[WHAT THE TASK ASKS] Find every line with the word "icon" and give their count, nothing else.

### DATA FOR THE TASK ###

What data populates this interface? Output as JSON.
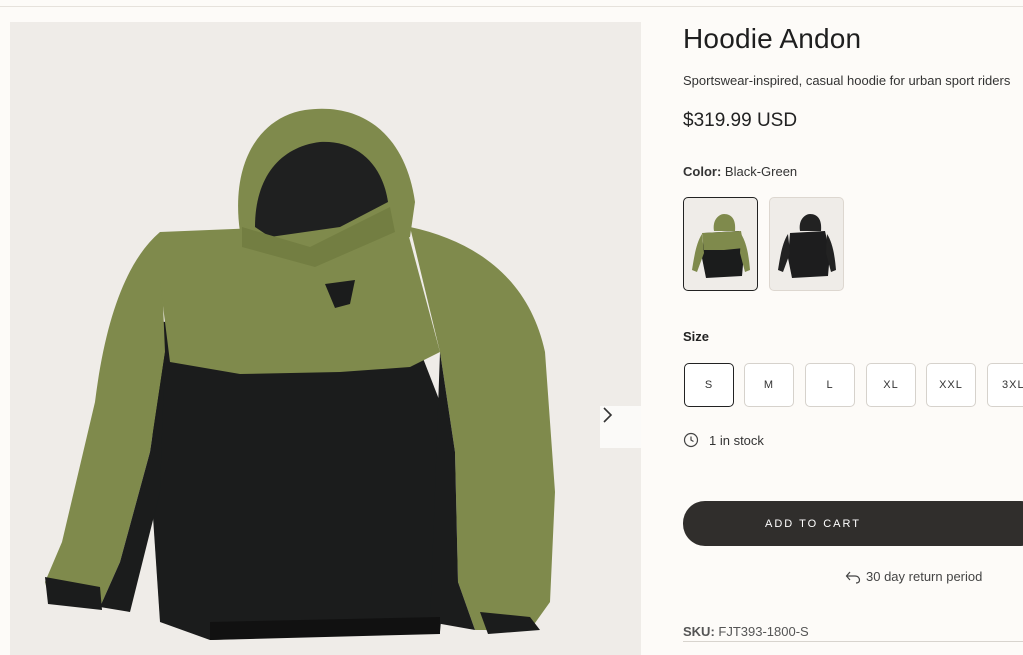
{
  "product": {
    "title": "Hoodie Andon",
    "subtitle": "Sportswear-inspired, casual hoodie for urban sport riders",
    "price": "$319.99 USD"
  },
  "color": {
    "label": "Color:",
    "value": "Black-Green",
    "options": [
      "Black-Green",
      "Black"
    ]
  },
  "size": {
    "label": "Size",
    "options": [
      "S",
      "M",
      "L",
      "XL",
      "XXL",
      "3XL"
    ],
    "selected": "S"
  },
  "stock": {
    "text": "1 in stock",
    "icon": "clock-icon"
  },
  "cart": {
    "button_label": "ADD TO CART"
  },
  "returns": {
    "text": "30 day return period",
    "icon": "return-arrow-icon"
  },
  "sku": {
    "label": "SKU:",
    "value": "FJT393-1800-S"
  },
  "colors": {
    "olive": "#7f8a4c",
    "black": "#1b1c1c",
    "button": "#302e2c",
    "background": "#fdfbf8"
  }
}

###

[TASK OUTPUT] 2